**Texto exibido**

Coletivo de Olinda encanta adultos e crianças com peça de bonecos carregada de lirismo e boa música
Imagine uma peça para crianças em que a palavra mistério aparece inúmeras vezes, perpassa a trama de cabo a rabo, arremata os diálogos e conclui ideias. Só isso já seria motivo suficiente para enaltecer ‘Quatro Luas’, atração da tarde de sexta-feira (17), no Teatro Marco Camarotti, como parte da extensa programação do Palco Giratório 2024 em Recife, iniciativa do Sesc Pernambuco. Afinal, instigar a imaginação da criançada de forma misteriosa é tiro e queda na tarefa de entretê-las, é um recurso imbatível na missão de fazê-las se enredar a um espetáculo. O fascínio das crianças pelo mistério é importantíssimo para que tenham um saudável amadurecimento psicológico e cognitivo.

**Trabalho a fazer**
1 - Relacione todos os nomes próprios citados na resenha sobre "Quatro Luas", na forma em que aparecem.
2 - Copie da resenha sobre "Quatro Luas" o trecho entre "Coletivo de Olinda" e "psicológico e cognitivo.", ambos incluídos.

Registros:

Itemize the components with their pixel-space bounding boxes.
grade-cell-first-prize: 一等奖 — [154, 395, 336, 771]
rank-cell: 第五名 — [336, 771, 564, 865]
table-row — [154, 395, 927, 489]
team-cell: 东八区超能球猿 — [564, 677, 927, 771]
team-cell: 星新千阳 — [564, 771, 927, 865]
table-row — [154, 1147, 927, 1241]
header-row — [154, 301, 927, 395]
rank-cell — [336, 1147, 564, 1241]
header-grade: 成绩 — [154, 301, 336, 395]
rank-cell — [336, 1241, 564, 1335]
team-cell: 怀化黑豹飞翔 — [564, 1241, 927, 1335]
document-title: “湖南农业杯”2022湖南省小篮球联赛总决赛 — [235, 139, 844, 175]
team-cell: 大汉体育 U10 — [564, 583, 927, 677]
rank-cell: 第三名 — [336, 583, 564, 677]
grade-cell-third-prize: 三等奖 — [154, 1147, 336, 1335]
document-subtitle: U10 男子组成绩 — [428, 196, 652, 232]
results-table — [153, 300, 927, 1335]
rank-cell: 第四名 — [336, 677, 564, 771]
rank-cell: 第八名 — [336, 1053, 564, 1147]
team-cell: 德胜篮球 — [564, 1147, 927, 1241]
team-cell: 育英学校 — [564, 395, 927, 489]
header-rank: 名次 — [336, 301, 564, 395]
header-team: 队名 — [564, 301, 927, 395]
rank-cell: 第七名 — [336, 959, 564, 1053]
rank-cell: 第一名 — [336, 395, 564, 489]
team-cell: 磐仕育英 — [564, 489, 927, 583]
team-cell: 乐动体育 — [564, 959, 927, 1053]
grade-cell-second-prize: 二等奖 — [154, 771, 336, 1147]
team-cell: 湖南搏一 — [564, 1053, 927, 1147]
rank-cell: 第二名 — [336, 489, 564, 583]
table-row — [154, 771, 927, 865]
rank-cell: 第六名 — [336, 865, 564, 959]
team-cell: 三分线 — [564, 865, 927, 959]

**Respostas por tarefa**
1 -
Olinda
Quatro Luas
Teatro Marco Camarotti
Palco Giratório 2024
Recife
Sesc Pernambuco

2 -
Coletivo de Olinda encanta adultos e crianças com peça de bonecos carregada de lirismo e boa música
Imagine uma peça para crianças em que a palavra mistério aparece inúmeras vezes, perpassa a trama de cabo a rabo, arremata os diálogos e conclui ideias. Só isso já seria motivo suficiente para enaltecer ‘Quatro Luas’, atração da tarde de sexta-feira (17), no Teatro Marco Camarotti, como parte da extensa programação do Palco Giratório 2024 em Recife, iniciativa do Sesc Pernambuco. Afinal, instigar a imaginação da criançada de forma misteriosa é tiro e queda na tarefa de entretê-las, é um recurso imbatível na missão de fazê-las se enredar a um espetáculo. O fascínio das crianças pelo mistério é importantíssimo para que tenham um saudável amadurecimento psicológico e cognitivo.